• _YOUR TASK_
Return the records word for word. Any pictures in them are not part of the copy.

• _SUPPLIED ENTRIES_

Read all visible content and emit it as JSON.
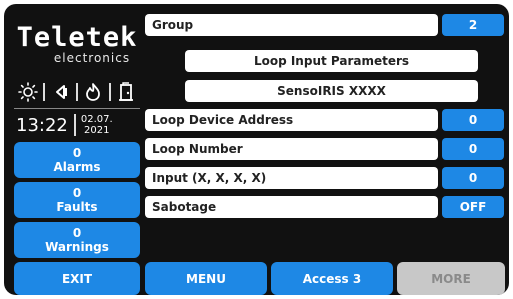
{
  "logo": {
    "brand": "Teletek",
    "sub": "electronics"
  },
  "status_icons": [
    "sun-icon",
    "speaker-icon",
    "flame-icon",
    "door-icon"
  ],
  "clock": {
    "time": "13:22",
    "date_line1": "02.07.",
    "date_line2": "2021"
  },
  "counters": [
    {
      "count": "0",
      "label": "Alarms"
    },
    {
      "count": "0",
      "label": "Faults"
    },
    {
      "count": "0",
      "label": "Warnings"
    }
  ],
  "group": {
    "label": "Group",
    "value": "2"
  },
  "section_title": "Loop Input Parameters",
  "device_name": "SensoIRIS XXXX",
  "params": [
    {
      "label": "Loop Device Address",
      "value": "0"
    },
    {
      "label": "Loop Number",
      "value": "0"
    },
    {
      "label": "Input (X, X, X, X)",
      "value": "0"
    },
    {
      "label": "Sabotage",
      "value": "OFF"
    }
  ],
  "buttons": {
    "exit": "EXIT",
    "menu": "MENU",
    "access": "Access 3",
    "more": "MORE"
  }
}
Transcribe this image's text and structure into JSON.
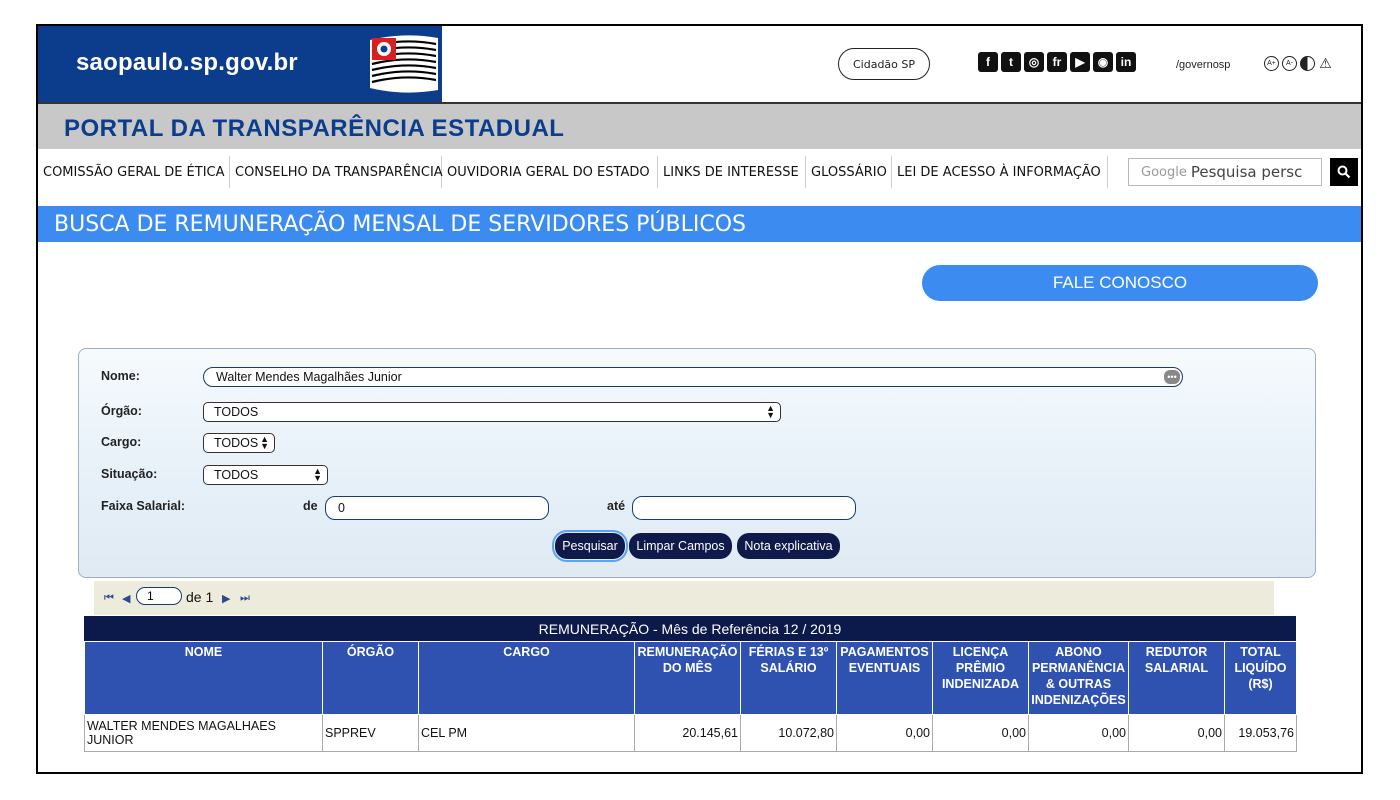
{
  "header": {
    "brand": "saopaulo.sp.gov.br",
    "cidadao_label": "Cidadão SP",
    "social_icons": [
      {
        "name": "facebook-icon",
        "glyph": "f"
      },
      {
        "name": "twitter-icon",
        "glyph": "t"
      },
      {
        "name": "instagram-icon",
        "glyph": "◎"
      },
      {
        "name": "flickr-icon",
        "glyph": "fr"
      },
      {
        "name": "youtube-icon",
        "glyph": "▶"
      },
      {
        "name": "periscope-icon",
        "glyph": "◉"
      },
      {
        "name": "linkedin-icon",
        "glyph": "in"
      }
    ],
    "social_handle": "/governosp",
    "accessibility_icons": [
      "A+",
      "A-",
      "",
      "⚠"
    ]
  },
  "portal": {
    "title": "PORTAL DA TRANSPARÊNCIA ESTADUAL"
  },
  "nav": {
    "items": [
      "COMISSÃO GERAL DE ÉTICA",
      "CONSELHO DA TRANSPARÊNCIA",
      "OUVIDORIA GERAL DO ESTADO",
      "LINKS DE INTERESSE",
      "GLOSSÁRIO",
      "LEI DE ACESSO À INFORMAÇÃO"
    ],
    "search_brand": "Google",
    "search_placeholder": "Pesquisa persc"
  },
  "page": {
    "title": "BUSCA DE REMUNERAÇÃO MENSAL DE SERVIDORES PÚBLICOS",
    "fale_conosco": "FALE CONOSCO"
  },
  "form": {
    "nome_label": "Nome:",
    "nome_value": "Walter Mendes Magalhães Junior",
    "orgao_label": "Órgão:",
    "orgao_value": "TODOS",
    "cargo_label": "Cargo:",
    "cargo_value": "TODOS",
    "situacao_label": "Situação:",
    "situacao_value": "TODOS",
    "faixa_label": "Faixa Salarial:",
    "de_label": "de",
    "de_value": "0",
    "ate_label": "até",
    "ate_value": "",
    "buttons": {
      "pesquisar": "Pesquisar",
      "limpar": "Limpar Campos",
      "nota": "Nota explicativa"
    }
  },
  "pager": {
    "current": "1",
    "total_text": "de 1"
  },
  "table": {
    "caption": "REMUNERAÇÃO - Mês de Referência 12 / 2019",
    "headers": [
      "NOME",
      "ÓRGÃO",
      "CARGO",
      "REMUNERAÇÃO DO MÊS",
      "FÉRIAS E 13º SALÁRIO",
      "PAGAMENTOS EVENTUAIS",
      "LICENÇA PRÊMIO INDENIZADA",
      "ABONO PERMANÊNCIA & OUTRAS INDENIZAÇÕES",
      "REDUTOR SALARIAL",
      "TOTAL LIQUÍDO (R$)"
    ],
    "rows": [
      [
        "WALTER MENDES MAGALHAES JUNIOR",
        "SPPREV",
        "CEL PM",
        "20.145,61",
        "10.072,80",
        "0,00",
        "0,00",
        "0,00",
        "0,00",
        "19.053,76"
      ]
    ]
  }
}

• _ANSWER TO THIS PROBLEM_
Read all visible content and emit it as JSON.
{
  "logo": {
    "brand": "Teletek",
    "sub": "electronics"
  },
  "status_icons": [
    "sun-icon",
    "speaker-icon",
    "flame-icon",
    "door-icon"
  ],
  "clock": {
    "time": "13:22",
    "date_line1": "02.07.",
    "date_line2": "2021"
  },
  "counters": [
    {
      "count": "0",
      "label": "Alarms"
    },
    {
      "count": "0",
      "label": "Faults"
    },
    {
      "count": "0",
      "label": "Warnings"
    }
  ],
  "group": {
    "label": "Group",
    "value": "2"
  },
  "section_title": "Loop Input Parameters",
  "device_name": "SensoIRIS XXXX",
  "params": [
    {
      "label": "Loop Device Address",
      "value": "0"
    },
    {
      "label": "Loop Number",
      "value": "0"
    },
    {
      "label": "Input (X, X, X, X)",
      "value": "0"
    },
    {
      "label": "Sabotage",
      "value": "OFF"
    }
  ],
  "buttons": {
    "exit": "EXIT",
    "menu": "MENU",
    "access": "Access 3",
    "more": "MORE"
  }
}
Transcribe this image's text and structure into JSON.
{
  "header": {
    "brand": "saopaulo.sp.gov.br",
    "cidadao_label": "Cidadão SP",
    "social_icons": [
      {
        "name": "facebook-icon",
        "glyph": "f"
      },
      {
        "name": "twitter-icon",
        "glyph": "t"
      },
      {
        "name": "instagram-icon",
        "glyph": "◎"
      },
      {
        "name": "flickr-icon",
        "glyph": "fr"
      },
      {
        "name": "youtube-icon",
        "glyph": "▶"
      },
      {
        "name": "periscope-icon",
        "glyph": "◉"
      },
      {
        "name": "linkedin-icon",
        "glyph": "in"
      }
    ],
    "social_handle": "/governosp",
    "accessibility_icons": [
      "A+",
      "A-",
      "",
      "⚠"
    ]
  },
  "portal": {
    "title": "PORTAL DA TRANSPARÊNCIA ESTADUAL"
  },
  "nav": {
    "items": [
      "COMISSÃO GERAL DE ÉTICA",
      "CONSELHO DA TRANSPARÊNCIA",
      "OUVIDORIA GERAL DO ESTADO",
      "LINKS DE INTERESSE",
      "GLOSSÁRIO",
      "LEI DE ACESSO À INFORMAÇÃO"
    ],
    "search_brand": "Google",
    "search_placeholder": "Pesquisa persc"
  },
  "page": {
    "title": "BUSCA DE REMUNERAÇÃO MENSAL DE SERVIDORES PÚBLICOS",
    "fale_conosco": "FALE CONOSCO"
  },
  "form": {
    "nome_label": "Nome:",
    "nome_value": "Walter Mendes Magalhães Junior",
    "orgao_label": "Órgão:",
    "orgao_value": "TODOS",
    "cargo_label": "Cargo:",
    "cargo_value": "TODOS",
    "situacao_label": "Situação:",
    "situacao_value": "TODOS",
    "faixa_label": "Faixa Salarial:",
    "de_label": "de",
    "de_value": "0",
    "ate_label": "até",
    "ate_value": "",
    "buttons": {
      "pesquisar": "Pesquisar",
      "limpar": "Limpar Campos",
      "nota": "Nota explicativa"
    }
  },
  "pager": {
    "current": "1",
    "total_text": "de 1"
  },
  "table": {
    "caption": "REMUNERAÇÃO - Mês de Referência 12 / 2019",
    "headers": [
      "NOME",
      "ÓRGÃO",
      "CARGO",
      "REMUNERAÇÃO DO MÊS",
      "FÉRIAS E 13º SALÁRIO",
      "PAGAMENTOS EVENTUAIS",
      "LICENÇA PRÊMIO INDENIZADA",
      "ABONO PERMANÊNCIA & OUTRAS INDENIZAÇÕES",
      "REDUTOR SALARIAL",
      "TOTAL LIQUÍDO (R$)"
    ],
    "rows": [
      [
        "WALTER MENDES MAGALHAES JUNIOR",
        "SPPREV",
        "CEL PM",
        "20.145,61",
        "10.072,80",
        "0,00",
        "0,00",
        "0,00",
        "0,00",
        "19.053,76"
      ]
    ]
  }
}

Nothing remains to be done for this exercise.